▶ _GIVEN EXERCISE_
Scan the entries below and count the lines holding the string "Coast". Supply only the number.

▶ _PROVIDED DATA_
*****

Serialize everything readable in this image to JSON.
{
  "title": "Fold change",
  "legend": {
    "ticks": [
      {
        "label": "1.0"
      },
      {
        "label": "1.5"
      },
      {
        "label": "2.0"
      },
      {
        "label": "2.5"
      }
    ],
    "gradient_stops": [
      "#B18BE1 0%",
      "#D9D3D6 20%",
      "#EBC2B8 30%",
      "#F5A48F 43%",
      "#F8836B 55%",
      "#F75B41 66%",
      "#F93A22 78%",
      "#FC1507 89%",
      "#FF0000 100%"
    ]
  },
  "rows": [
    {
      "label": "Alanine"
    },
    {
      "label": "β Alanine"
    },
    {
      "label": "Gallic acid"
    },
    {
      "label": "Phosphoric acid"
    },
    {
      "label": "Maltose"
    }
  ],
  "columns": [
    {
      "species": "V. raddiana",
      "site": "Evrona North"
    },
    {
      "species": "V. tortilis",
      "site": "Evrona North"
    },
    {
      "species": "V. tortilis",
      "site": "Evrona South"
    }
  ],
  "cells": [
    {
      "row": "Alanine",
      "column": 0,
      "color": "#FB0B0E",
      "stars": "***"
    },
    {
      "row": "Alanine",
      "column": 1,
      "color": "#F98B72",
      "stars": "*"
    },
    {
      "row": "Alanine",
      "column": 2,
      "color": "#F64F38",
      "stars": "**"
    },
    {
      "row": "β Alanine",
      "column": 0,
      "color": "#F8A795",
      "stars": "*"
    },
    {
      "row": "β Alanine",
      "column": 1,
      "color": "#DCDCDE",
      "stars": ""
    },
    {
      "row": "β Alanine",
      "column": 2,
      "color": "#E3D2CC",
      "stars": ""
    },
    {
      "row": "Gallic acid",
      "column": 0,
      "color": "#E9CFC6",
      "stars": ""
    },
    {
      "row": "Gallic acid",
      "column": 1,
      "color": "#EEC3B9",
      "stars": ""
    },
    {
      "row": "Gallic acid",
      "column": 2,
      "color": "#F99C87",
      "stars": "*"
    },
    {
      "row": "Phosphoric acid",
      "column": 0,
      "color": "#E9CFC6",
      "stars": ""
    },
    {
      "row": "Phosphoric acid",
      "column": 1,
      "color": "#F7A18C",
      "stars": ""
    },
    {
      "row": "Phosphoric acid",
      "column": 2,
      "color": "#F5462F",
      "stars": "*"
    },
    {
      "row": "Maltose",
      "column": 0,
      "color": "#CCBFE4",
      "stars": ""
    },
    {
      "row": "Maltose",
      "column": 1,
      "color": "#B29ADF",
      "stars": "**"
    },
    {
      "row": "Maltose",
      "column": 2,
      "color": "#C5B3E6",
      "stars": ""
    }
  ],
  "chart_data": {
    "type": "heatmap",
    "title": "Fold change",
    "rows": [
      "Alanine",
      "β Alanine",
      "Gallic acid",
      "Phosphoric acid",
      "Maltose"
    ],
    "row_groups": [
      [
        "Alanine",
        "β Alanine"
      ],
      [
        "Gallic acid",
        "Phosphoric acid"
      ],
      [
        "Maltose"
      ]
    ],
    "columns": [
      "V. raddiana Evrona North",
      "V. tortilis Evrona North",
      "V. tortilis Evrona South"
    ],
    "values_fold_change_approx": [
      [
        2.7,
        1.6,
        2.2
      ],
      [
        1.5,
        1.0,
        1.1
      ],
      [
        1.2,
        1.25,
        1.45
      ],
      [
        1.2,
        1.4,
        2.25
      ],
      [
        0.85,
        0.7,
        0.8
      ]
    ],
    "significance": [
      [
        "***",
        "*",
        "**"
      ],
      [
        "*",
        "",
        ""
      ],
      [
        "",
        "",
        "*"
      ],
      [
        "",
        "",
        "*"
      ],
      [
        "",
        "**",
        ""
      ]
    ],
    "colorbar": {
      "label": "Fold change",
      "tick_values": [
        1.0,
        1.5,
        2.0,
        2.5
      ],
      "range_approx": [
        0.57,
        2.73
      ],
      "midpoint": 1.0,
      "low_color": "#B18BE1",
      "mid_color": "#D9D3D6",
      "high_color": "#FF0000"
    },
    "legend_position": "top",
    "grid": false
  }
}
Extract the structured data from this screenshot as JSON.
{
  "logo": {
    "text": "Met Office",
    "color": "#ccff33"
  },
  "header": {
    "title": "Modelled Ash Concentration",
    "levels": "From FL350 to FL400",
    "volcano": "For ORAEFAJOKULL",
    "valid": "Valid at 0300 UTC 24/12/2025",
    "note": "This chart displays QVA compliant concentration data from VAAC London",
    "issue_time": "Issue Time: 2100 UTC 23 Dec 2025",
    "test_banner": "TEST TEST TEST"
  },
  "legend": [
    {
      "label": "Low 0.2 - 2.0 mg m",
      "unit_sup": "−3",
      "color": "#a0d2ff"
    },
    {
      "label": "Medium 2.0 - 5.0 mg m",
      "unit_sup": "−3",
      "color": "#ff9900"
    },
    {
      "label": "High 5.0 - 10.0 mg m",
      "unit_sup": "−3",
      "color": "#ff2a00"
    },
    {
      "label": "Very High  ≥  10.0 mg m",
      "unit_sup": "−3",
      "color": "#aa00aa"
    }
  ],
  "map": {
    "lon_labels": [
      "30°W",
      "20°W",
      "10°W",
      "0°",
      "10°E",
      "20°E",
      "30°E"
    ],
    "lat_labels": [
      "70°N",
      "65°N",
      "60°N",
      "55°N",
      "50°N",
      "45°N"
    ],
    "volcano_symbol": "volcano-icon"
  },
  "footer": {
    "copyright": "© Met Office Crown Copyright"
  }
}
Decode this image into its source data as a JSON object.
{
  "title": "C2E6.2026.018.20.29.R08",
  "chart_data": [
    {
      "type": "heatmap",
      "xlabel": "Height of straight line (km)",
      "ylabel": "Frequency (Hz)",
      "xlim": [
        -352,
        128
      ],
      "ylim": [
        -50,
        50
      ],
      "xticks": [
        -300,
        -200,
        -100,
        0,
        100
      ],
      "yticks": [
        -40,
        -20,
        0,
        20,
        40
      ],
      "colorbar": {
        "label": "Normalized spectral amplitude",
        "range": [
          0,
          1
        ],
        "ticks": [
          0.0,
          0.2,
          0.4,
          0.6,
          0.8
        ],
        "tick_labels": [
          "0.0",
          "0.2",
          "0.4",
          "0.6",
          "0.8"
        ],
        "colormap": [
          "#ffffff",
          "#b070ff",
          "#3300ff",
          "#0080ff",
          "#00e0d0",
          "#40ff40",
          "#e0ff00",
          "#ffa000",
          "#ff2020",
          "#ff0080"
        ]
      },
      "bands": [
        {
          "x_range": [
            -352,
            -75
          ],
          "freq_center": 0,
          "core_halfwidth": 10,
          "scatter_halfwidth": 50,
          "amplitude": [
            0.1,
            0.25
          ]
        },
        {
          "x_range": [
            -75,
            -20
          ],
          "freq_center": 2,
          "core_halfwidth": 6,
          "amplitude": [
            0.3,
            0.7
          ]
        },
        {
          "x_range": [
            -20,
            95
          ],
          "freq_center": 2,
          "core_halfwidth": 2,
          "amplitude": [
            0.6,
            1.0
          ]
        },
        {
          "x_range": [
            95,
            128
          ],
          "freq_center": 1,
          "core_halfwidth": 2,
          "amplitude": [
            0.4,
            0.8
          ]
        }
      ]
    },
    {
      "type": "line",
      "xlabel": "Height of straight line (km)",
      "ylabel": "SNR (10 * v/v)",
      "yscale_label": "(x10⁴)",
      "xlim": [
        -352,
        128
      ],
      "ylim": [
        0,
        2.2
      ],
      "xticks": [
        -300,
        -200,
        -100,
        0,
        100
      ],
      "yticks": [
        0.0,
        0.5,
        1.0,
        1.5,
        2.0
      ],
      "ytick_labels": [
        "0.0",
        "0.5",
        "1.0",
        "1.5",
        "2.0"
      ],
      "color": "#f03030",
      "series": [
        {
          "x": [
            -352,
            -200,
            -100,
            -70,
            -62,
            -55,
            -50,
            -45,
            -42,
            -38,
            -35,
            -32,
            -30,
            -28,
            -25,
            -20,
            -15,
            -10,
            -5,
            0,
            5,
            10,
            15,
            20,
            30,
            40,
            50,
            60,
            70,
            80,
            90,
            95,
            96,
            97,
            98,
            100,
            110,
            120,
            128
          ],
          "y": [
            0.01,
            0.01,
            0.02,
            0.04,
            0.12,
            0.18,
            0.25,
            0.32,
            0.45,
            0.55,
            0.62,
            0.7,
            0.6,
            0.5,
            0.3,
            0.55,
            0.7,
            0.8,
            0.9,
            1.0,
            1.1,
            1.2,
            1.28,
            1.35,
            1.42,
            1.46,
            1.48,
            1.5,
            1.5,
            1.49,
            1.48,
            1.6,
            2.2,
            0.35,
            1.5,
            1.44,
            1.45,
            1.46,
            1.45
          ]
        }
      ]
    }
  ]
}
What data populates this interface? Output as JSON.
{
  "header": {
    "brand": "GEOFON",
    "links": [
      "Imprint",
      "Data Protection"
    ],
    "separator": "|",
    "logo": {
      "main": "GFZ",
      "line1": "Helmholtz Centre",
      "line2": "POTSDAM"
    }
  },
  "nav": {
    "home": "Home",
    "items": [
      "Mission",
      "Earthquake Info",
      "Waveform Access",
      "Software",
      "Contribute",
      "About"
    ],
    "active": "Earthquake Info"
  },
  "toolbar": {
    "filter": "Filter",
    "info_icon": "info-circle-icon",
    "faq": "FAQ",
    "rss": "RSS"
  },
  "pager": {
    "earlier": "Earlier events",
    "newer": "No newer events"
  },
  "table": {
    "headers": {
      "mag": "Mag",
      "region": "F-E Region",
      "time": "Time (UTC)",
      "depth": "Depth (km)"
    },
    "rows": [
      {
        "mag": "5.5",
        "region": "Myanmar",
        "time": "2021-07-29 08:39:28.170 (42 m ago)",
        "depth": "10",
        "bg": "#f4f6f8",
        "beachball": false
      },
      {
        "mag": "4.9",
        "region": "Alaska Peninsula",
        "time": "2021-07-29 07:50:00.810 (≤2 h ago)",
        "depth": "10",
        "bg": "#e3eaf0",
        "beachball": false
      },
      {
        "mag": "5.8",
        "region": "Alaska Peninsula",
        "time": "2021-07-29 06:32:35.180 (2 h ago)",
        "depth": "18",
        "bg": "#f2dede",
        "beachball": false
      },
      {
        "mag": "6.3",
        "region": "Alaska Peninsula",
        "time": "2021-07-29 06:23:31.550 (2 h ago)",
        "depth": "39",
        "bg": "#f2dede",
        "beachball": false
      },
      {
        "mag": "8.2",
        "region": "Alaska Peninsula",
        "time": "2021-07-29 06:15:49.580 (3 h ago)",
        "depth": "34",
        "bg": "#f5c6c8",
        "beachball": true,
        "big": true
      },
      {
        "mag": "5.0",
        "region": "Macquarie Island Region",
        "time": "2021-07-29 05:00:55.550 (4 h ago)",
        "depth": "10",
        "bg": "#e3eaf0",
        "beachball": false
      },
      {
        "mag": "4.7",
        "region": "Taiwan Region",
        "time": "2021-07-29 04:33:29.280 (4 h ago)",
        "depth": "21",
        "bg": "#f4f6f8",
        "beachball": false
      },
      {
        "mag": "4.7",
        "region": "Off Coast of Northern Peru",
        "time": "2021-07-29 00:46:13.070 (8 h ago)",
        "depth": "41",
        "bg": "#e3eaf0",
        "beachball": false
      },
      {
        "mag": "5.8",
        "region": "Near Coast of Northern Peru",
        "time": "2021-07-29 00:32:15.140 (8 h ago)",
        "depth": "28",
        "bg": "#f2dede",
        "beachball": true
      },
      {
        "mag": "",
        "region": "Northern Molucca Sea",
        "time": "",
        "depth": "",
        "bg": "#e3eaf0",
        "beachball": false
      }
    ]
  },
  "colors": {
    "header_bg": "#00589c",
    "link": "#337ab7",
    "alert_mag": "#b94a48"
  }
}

*****

▶ _RESULT OF THE EXERCISE_
2